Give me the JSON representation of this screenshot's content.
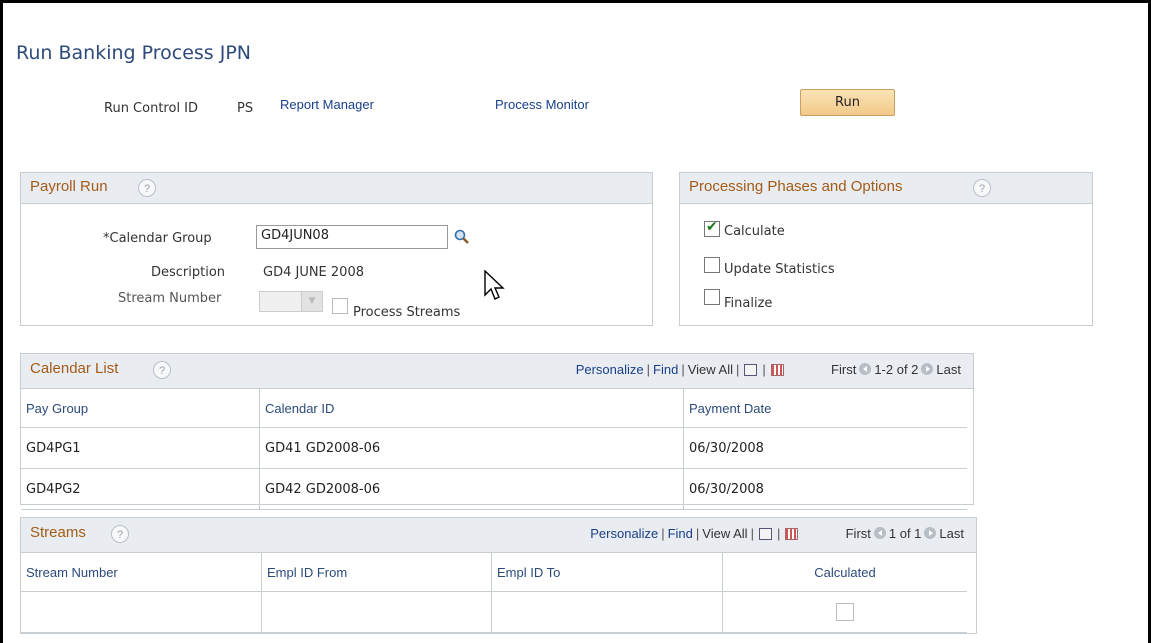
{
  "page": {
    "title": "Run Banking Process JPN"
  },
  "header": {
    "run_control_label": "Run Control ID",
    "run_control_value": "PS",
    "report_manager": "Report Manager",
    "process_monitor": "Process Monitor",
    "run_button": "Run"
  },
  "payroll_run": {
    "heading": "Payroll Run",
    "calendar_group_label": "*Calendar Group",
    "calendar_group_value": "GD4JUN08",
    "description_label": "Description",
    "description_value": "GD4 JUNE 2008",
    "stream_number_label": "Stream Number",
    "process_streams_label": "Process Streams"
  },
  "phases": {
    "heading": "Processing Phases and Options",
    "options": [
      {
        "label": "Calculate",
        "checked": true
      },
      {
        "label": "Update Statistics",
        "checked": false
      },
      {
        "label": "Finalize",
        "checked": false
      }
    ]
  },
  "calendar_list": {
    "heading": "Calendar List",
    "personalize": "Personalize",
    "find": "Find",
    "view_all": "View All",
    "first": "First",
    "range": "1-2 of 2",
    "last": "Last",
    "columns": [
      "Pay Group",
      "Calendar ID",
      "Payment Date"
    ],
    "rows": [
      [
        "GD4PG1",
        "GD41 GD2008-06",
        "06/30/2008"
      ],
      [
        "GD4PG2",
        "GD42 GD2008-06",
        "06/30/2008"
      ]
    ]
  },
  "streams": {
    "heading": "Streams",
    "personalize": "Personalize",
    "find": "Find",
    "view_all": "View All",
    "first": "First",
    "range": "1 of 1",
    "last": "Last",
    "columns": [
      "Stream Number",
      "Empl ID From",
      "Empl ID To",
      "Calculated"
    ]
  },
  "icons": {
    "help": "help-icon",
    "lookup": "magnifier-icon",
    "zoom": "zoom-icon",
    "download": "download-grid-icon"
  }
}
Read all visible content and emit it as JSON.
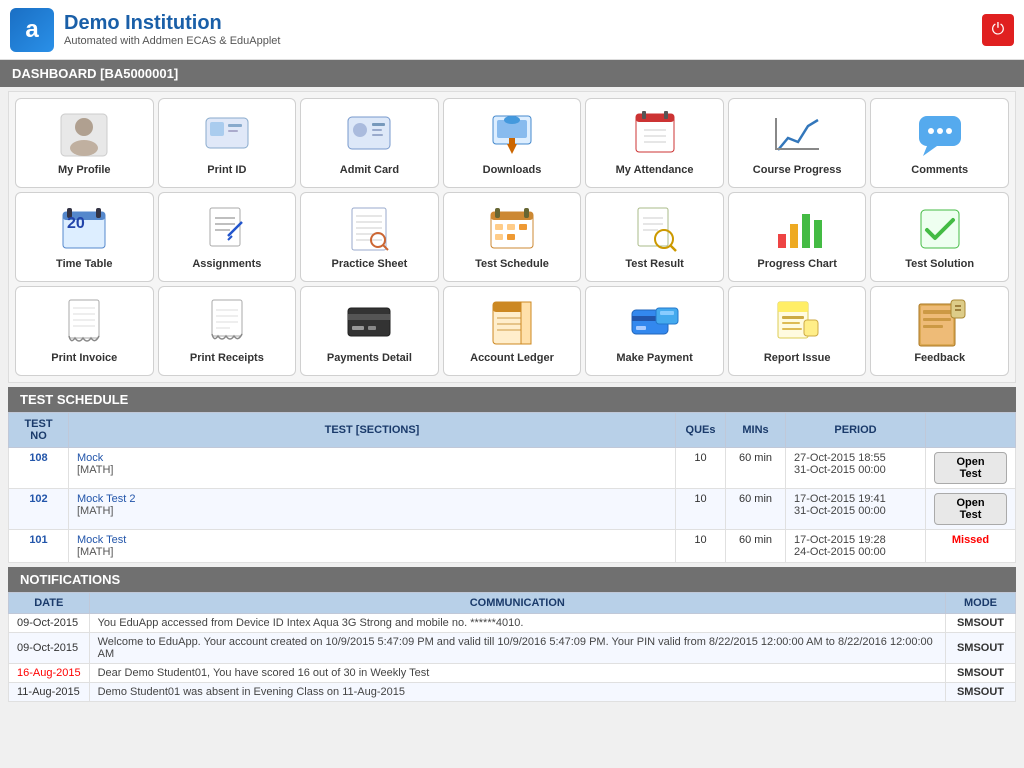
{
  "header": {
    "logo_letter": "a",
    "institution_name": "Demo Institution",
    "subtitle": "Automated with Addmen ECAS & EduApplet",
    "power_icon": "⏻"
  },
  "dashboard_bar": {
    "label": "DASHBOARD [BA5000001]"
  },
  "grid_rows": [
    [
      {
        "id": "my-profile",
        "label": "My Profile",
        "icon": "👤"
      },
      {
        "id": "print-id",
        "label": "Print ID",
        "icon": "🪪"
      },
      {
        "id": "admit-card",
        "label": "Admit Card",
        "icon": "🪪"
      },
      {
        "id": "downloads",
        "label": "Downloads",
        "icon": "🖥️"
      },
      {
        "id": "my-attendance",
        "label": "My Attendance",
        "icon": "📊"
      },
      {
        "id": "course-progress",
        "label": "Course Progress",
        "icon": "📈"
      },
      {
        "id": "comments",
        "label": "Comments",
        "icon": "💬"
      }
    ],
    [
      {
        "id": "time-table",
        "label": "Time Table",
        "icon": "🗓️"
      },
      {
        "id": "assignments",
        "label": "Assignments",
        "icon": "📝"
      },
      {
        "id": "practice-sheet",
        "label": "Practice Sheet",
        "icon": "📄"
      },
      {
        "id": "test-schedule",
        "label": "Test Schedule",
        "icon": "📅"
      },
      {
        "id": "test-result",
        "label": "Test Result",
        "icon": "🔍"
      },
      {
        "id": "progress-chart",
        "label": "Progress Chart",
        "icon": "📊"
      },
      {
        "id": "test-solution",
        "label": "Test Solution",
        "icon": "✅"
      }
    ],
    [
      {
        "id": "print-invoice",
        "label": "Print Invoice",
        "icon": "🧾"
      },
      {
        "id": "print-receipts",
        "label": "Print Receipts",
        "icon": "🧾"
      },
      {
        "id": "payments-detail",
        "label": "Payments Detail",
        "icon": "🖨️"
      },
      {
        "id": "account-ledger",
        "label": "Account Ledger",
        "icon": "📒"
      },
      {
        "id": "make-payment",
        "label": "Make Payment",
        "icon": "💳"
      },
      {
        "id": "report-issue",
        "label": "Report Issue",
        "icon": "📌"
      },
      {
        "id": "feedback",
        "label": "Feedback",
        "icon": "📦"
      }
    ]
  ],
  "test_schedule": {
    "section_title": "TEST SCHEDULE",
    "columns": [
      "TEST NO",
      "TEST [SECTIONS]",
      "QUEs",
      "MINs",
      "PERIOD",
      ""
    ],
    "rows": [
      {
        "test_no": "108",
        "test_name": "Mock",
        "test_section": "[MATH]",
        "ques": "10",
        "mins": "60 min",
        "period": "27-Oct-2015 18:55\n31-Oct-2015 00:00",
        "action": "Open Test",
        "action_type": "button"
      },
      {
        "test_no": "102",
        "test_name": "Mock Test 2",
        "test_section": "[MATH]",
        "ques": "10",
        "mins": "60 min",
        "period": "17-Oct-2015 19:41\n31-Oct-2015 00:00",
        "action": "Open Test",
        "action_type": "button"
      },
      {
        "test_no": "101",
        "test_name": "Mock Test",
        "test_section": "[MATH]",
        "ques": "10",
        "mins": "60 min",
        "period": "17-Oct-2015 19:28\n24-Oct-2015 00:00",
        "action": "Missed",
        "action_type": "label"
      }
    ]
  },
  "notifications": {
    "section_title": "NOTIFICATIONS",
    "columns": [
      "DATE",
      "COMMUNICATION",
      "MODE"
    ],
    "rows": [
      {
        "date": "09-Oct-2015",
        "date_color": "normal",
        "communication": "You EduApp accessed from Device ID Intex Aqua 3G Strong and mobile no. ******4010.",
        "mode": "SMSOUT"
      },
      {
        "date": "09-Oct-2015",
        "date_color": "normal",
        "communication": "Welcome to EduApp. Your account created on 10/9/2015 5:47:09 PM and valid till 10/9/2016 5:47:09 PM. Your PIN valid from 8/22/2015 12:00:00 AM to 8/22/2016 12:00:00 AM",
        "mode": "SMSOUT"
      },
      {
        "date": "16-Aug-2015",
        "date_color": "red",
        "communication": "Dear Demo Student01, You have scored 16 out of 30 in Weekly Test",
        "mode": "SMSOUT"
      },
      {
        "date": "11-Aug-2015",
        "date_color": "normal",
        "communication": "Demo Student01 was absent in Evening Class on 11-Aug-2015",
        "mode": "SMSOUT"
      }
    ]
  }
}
...
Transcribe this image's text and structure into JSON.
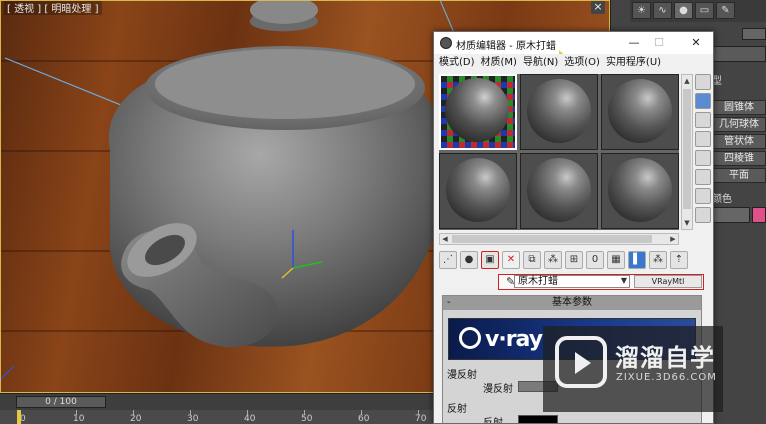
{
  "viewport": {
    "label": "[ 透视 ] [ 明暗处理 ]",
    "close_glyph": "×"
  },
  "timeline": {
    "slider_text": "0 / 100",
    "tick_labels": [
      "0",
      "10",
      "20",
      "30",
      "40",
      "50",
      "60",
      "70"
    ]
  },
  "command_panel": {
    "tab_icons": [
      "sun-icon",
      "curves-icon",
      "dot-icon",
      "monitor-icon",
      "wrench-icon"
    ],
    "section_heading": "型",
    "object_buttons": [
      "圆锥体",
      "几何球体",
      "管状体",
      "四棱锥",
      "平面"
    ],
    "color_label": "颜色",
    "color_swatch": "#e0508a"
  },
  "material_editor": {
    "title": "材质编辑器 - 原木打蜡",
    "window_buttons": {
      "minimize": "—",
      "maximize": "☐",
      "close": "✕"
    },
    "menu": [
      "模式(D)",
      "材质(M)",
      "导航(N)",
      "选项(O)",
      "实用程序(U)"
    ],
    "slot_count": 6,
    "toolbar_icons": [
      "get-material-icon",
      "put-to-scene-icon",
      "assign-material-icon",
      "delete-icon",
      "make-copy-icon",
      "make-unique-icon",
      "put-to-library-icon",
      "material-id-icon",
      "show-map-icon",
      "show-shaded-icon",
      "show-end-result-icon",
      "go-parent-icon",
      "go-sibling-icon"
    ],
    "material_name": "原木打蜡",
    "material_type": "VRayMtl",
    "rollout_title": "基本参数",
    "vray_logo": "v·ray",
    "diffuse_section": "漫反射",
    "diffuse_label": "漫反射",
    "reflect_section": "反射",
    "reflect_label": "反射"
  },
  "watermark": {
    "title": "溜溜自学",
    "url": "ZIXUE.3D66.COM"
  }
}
* * *
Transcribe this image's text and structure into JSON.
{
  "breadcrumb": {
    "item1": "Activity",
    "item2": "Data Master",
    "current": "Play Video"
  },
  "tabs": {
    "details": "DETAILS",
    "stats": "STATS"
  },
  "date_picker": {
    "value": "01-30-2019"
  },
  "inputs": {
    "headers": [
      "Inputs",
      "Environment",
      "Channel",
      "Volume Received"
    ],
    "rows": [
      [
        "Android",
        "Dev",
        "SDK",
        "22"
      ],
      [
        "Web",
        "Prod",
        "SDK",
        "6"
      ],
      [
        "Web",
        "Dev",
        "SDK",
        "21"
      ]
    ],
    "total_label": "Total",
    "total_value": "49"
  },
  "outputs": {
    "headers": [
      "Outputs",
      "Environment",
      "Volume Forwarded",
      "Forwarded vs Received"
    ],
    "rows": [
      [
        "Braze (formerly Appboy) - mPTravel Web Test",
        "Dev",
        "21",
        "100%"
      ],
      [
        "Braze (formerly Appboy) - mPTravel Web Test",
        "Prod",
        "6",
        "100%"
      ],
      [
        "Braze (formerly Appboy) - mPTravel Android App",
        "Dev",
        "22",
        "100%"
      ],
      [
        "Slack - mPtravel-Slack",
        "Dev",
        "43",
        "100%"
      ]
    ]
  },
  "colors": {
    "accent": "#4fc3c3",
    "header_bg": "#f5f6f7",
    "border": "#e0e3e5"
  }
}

## TASK TO CARRY OUT
The lines to collect are those holding the string "Mock"; copy them all.

## THE RESULT
        "test_name": "Mock",
        "test_name": "Mock Test 2",
        "test_name": "Mock Test",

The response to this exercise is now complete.